> **Stated exercise**
Will you write out the data exactly, excluding every picture?

> **Data provided**
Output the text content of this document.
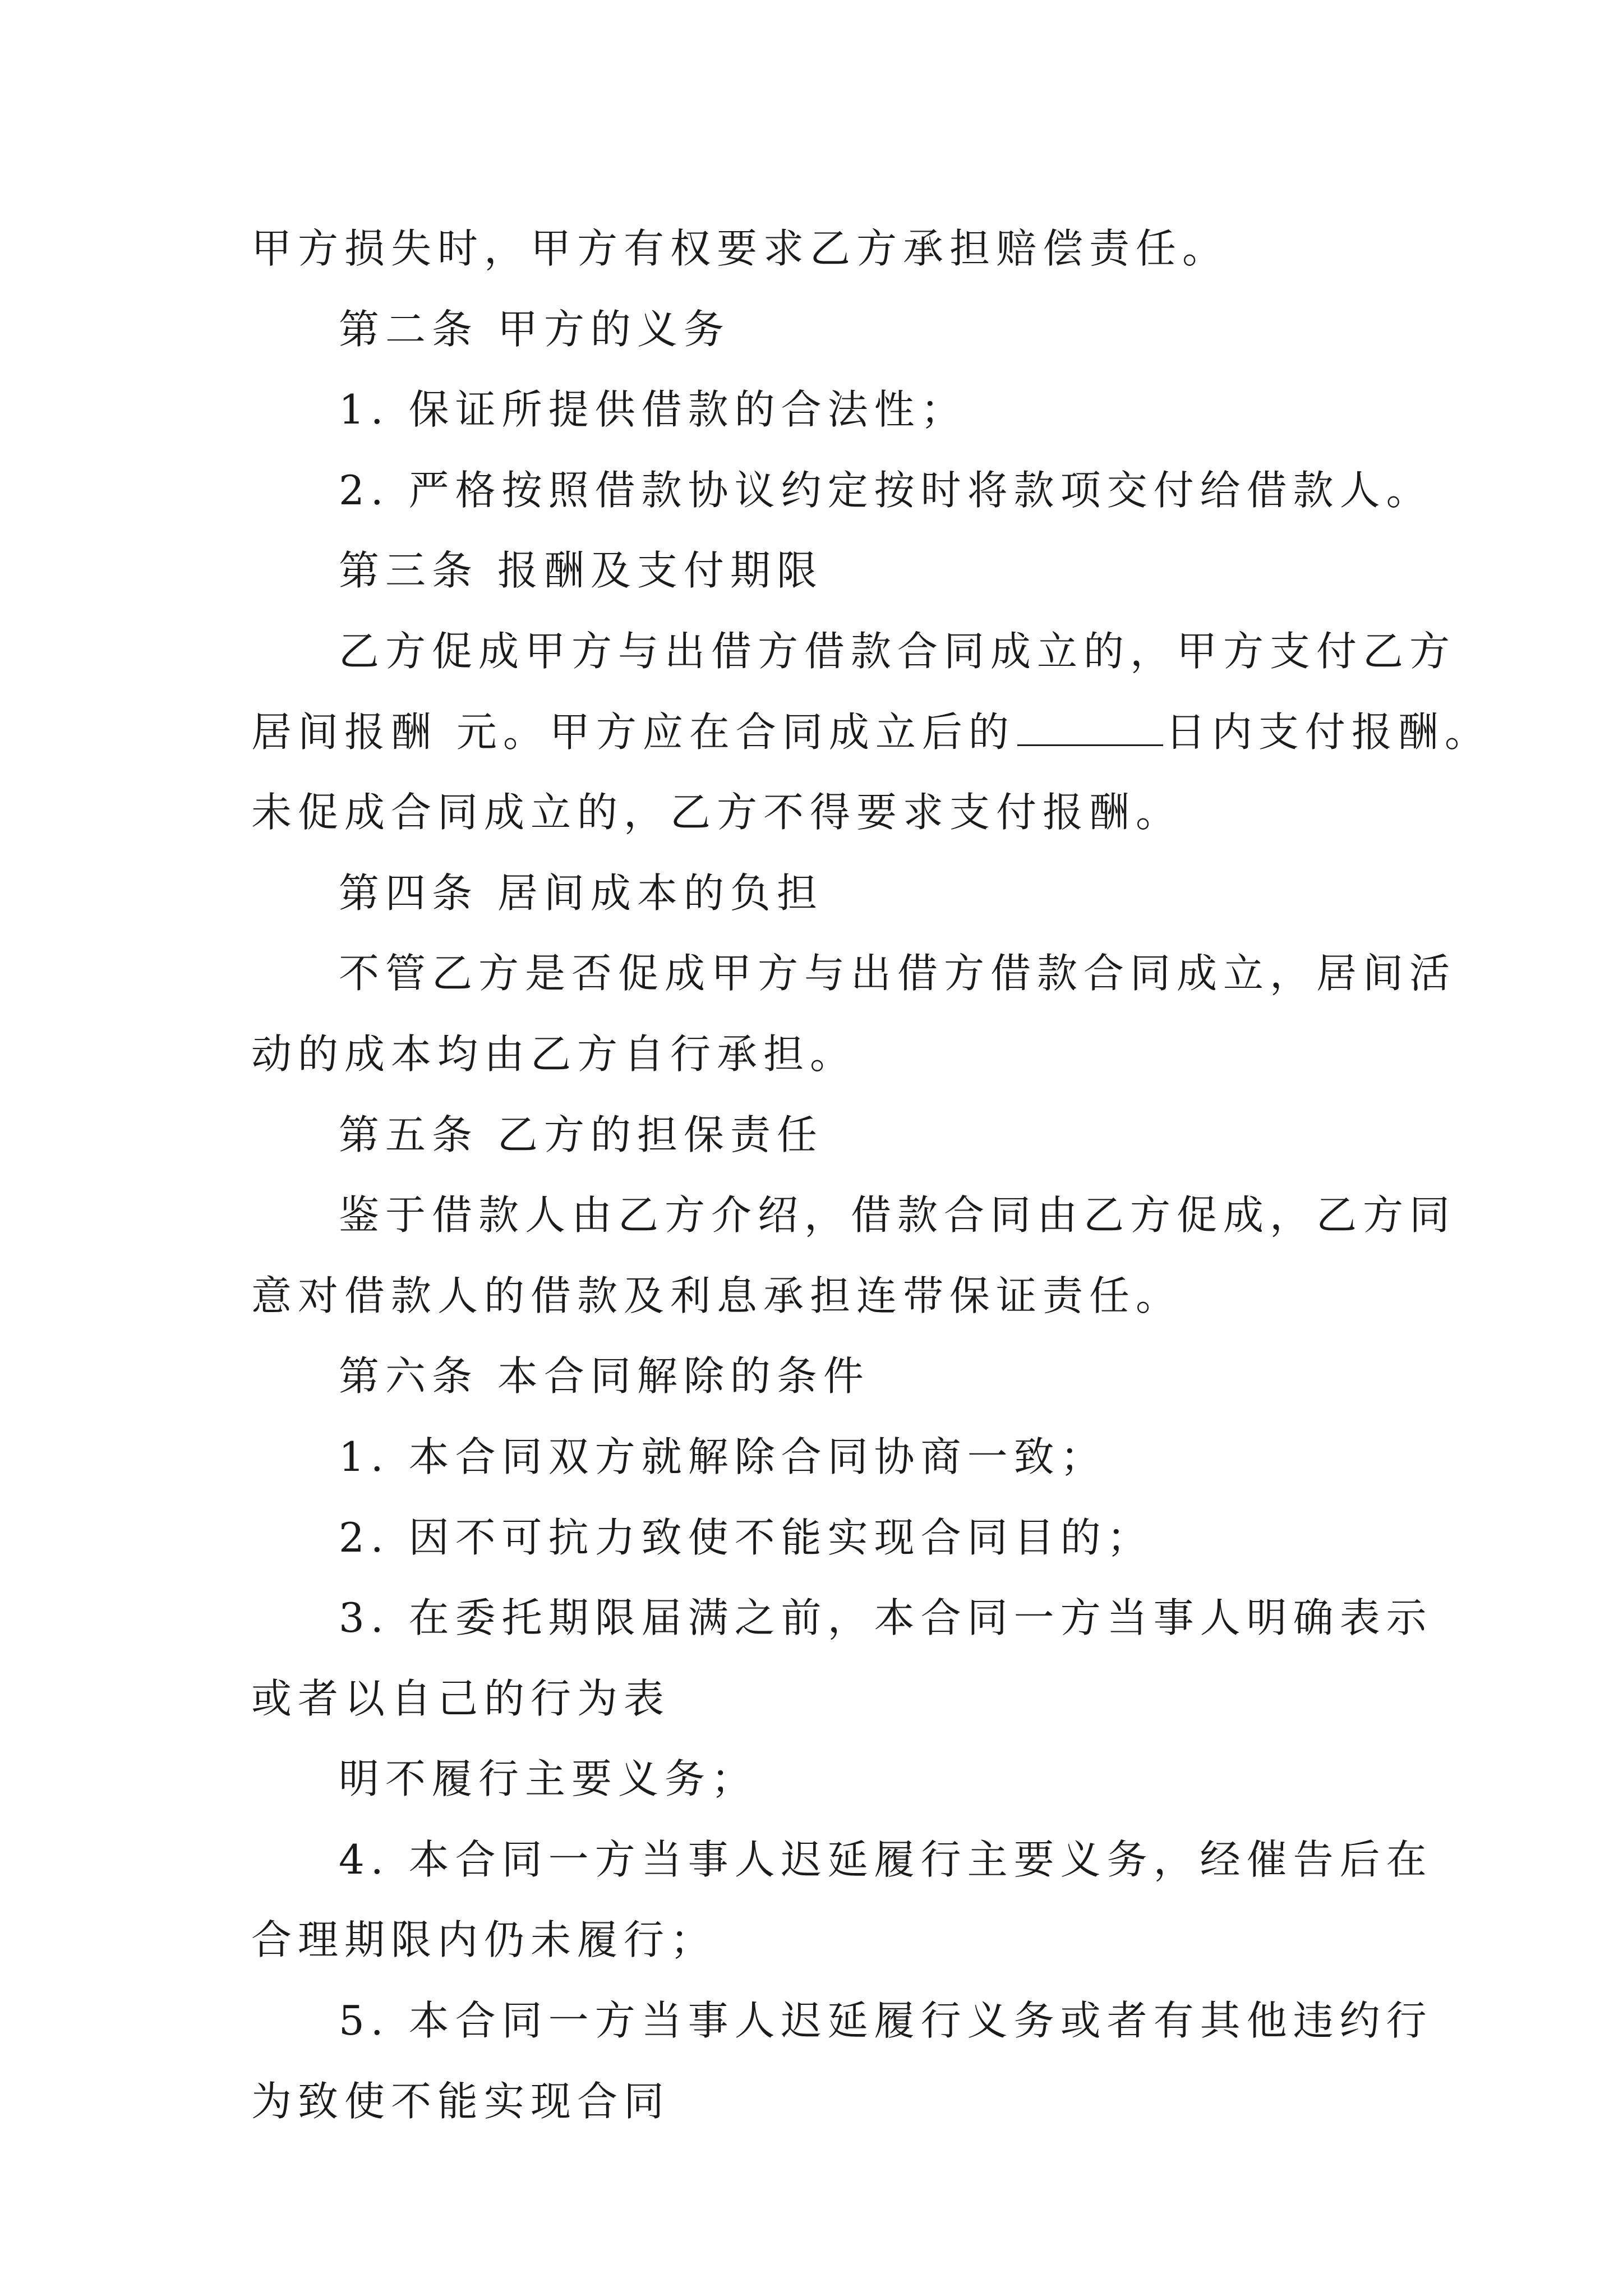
甲方损失时，甲方有权要求乙方承担赔偿责任。
第二条 甲方的义务
1. 保证所提供借款的合法性；
2. 严格按照借款协议约定按时将款项交付给借款人。
第三条 报酬及支付期限
乙方促成甲方与出借方借款合同成立的，甲方支付乙方
居间报酬 元。甲方应在合同成立后的	日内支付报酬。
未促成合同成立的，乙方不得要求支付报酬。
第四条 居间成本的负担
不管乙方是否促成甲方与出借方借款合同成立，居间活
动的成本均由乙方自行承担。
第五条 乙方的担保责任
鉴于借款人由乙方介绍，借款合同由乙方促成，乙方同
意对借款人的借款及利息承担连带保证责任。
第六条 本合同解除的条件
1. 本合同双方就解除合同协商一致；
2. 因不可抗力致使不能实现合同目的；
3. 在委托期限届满之前，本合同一方当事人明确表示
或者以自己的行为表
明不履行主要义务；
4. 本合同一方当事人迟延履行主要义务，经催告后在
合理期限内仍未履行；
5. 本合同一方当事人迟延履行义务或者有其他违约行
为致使不能实现合同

> **Result**
Output the text content of this document.
甲方损失时，甲方有权要求乙方承担赔偿责任。
第二条 甲方的义务
1. 保证所提供借款的合法性；
2. 严格按照借款协议约定按时将款项交付给借款人。
第三条 报酬及支付期限
乙方促成甲方与出借方借款合同成立的，甲方支付乙方
居间报酬 元。甲方应在合同成立后的	日内支付报酬。
未促成合同成立的，乙方不得要求支付报酬。
第四条 居间成本的负担
不管乙方是否促成甲方与出借方借款合同成立，居间活
动的成本均由乙方自行承担。
第五条 乙方的担保责任
鉴于借款人由乙方介绍，借款合同由乙方促成，乙方同
意对借款人的借款及利息承担连带保证责任。
第六条 本合同解除的条件
1. 本合同双方就解除合同协商一致；
2. 因不可抗力致使不能实现合同目的；
3. 在委托期限届满之前，本合同一方当事人明确表示
或者以自己的行为表
明不履行主要义务；
4. 本合同一方当事人迟延履行主要义务，经催告后在
合理期限内仍未履行；
5. 本合同一方当事人迟延履行义务或者有其他违约行
为致使不能实现合同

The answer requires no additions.